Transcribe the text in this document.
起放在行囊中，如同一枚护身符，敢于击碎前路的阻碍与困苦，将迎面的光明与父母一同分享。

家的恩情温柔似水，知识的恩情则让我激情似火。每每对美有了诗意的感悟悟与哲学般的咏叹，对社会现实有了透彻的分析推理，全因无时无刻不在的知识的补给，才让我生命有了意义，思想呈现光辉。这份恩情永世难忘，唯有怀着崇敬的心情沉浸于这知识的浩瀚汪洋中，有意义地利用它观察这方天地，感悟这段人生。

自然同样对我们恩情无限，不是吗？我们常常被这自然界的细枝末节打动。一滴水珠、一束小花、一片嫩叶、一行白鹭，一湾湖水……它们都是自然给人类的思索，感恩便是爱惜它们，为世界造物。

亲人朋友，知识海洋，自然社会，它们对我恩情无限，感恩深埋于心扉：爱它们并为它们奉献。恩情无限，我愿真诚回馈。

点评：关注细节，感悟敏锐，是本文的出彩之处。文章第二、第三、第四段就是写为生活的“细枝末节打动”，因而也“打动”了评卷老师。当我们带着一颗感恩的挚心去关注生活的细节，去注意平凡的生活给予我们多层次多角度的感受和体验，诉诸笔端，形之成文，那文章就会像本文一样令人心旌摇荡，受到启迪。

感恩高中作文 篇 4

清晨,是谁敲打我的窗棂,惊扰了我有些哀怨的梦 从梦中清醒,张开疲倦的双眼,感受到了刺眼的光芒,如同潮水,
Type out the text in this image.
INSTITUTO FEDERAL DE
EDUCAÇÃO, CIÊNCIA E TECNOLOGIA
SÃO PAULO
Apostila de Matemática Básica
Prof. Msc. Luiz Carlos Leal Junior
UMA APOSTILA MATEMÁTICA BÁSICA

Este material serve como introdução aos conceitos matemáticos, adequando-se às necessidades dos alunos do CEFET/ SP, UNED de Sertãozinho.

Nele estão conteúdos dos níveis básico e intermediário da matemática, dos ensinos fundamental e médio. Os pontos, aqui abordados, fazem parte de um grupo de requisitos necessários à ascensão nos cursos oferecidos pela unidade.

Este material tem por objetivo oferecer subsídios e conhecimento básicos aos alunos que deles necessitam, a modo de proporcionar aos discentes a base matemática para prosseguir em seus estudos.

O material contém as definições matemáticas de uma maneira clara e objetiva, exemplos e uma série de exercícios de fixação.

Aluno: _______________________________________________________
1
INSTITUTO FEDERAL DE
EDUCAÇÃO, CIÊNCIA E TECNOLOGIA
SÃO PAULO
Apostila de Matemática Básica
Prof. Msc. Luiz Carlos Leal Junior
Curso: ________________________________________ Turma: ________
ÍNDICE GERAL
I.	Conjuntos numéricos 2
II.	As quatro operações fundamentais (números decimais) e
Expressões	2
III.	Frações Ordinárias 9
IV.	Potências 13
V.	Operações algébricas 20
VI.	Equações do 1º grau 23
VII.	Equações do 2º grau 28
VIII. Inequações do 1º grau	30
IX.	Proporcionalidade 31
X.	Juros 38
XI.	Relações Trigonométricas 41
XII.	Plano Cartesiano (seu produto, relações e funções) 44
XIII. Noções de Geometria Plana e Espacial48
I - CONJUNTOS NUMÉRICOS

WHAT THE EXERCISE ASKS — List every line in the records above that contains the word "material".

RESULT OF THE EXERCISE —
Este material serve como introdução aos conceitos matemáticos, adequando-se às necessidades dos alunos do CEFET/ SP, UNED de Sertãozinho.
Este material tem por objetivo oferecer subsídios e conhecimento básicos aos alunos que deles necessitam, a modo de proporcionar aos discentes a base matemática para prosseguir em seus estudos.
O material contém as definições matemáticas de uma maneira clara e objetiva, exemplos e uma série de exercícios de fixação.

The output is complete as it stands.